• _WHAT THE TASK REQUIRES_
Your task is to work out how many lines in the data that follows hold "oxygen" and to state that number alone.

• _INPUT_
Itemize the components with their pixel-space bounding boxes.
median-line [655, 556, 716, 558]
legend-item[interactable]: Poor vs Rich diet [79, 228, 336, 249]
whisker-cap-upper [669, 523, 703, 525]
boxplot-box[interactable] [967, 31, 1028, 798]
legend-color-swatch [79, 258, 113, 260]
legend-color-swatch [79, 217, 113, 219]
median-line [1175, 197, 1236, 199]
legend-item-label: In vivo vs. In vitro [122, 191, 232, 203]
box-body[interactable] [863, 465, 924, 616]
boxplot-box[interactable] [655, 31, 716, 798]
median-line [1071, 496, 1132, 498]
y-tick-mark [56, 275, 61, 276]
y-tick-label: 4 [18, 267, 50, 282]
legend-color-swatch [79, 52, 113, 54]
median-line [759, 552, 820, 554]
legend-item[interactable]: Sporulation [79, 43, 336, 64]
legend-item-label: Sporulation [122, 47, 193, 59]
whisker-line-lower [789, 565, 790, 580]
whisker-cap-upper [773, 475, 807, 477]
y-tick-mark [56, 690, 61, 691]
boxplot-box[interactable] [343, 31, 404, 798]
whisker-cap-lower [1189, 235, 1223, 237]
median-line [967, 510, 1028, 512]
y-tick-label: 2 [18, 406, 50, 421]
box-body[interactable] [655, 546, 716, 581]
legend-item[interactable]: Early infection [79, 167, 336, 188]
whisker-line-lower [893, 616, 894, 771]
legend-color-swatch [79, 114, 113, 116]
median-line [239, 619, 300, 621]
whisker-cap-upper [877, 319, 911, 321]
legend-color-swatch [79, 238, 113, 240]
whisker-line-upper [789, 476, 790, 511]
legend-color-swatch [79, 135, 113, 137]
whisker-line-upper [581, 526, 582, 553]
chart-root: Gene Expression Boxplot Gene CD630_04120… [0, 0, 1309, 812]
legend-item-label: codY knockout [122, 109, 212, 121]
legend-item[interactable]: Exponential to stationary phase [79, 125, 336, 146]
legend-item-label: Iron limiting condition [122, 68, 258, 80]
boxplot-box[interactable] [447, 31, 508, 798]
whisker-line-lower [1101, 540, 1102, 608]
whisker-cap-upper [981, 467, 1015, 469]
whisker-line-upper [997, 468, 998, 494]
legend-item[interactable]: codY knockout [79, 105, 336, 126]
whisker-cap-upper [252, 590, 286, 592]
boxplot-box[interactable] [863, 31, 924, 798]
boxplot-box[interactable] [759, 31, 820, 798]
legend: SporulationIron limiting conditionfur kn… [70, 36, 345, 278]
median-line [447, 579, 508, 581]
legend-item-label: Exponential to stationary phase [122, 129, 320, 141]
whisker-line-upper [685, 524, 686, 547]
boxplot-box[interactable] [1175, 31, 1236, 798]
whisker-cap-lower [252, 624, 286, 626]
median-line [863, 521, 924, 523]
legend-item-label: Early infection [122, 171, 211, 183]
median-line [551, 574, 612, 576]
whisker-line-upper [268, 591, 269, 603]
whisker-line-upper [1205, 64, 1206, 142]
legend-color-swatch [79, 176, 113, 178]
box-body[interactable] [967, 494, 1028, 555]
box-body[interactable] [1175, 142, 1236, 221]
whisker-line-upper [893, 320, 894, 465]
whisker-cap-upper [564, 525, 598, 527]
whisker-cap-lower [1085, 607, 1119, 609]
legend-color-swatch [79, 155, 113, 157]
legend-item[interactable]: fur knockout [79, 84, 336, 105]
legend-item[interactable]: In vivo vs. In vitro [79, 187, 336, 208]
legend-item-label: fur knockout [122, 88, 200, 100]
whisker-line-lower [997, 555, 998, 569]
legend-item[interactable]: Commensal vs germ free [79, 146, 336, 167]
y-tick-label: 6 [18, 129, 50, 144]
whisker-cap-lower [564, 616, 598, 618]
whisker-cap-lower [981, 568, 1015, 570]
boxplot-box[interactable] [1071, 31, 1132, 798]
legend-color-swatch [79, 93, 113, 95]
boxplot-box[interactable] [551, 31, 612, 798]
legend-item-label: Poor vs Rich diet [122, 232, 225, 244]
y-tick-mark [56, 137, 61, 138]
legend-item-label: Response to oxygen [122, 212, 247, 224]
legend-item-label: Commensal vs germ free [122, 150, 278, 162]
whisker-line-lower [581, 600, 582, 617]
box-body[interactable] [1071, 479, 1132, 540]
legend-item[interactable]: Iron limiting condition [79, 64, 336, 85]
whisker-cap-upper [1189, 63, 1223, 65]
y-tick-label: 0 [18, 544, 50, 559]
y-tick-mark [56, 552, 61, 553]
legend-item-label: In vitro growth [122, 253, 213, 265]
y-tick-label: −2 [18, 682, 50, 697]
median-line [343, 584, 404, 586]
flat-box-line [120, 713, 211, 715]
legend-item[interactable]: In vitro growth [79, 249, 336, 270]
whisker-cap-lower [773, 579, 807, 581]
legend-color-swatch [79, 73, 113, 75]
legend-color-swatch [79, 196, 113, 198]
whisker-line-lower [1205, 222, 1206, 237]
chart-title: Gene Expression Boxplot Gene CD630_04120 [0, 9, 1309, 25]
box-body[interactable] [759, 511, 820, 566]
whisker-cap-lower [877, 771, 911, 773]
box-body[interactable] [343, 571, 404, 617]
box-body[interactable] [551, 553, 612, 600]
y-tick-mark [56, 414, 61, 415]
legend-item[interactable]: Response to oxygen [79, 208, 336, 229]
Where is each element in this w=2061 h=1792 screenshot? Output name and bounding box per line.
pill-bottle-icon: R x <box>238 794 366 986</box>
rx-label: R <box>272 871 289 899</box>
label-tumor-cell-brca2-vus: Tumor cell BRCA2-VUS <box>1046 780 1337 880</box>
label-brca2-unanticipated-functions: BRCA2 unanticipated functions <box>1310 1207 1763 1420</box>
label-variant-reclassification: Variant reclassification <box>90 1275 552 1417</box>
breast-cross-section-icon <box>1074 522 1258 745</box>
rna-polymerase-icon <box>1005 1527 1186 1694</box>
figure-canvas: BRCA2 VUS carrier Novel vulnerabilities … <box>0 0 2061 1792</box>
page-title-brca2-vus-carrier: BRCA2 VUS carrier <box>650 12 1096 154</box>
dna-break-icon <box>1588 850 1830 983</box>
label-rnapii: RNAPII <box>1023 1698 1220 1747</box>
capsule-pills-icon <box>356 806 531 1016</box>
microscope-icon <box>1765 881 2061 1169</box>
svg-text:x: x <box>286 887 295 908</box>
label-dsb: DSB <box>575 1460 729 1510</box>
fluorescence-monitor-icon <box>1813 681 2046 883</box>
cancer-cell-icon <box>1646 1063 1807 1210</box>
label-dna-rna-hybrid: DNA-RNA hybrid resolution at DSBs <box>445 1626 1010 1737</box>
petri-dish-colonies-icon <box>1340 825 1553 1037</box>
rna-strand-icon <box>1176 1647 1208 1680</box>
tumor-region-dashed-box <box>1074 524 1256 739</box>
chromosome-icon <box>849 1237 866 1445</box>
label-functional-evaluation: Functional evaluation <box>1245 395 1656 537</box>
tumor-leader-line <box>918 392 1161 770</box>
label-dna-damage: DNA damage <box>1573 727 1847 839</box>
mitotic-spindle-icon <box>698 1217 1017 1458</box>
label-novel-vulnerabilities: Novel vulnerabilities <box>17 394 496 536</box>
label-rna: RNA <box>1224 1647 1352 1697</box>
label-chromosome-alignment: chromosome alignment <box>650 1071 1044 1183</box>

• _YOUR RESPONSE_
2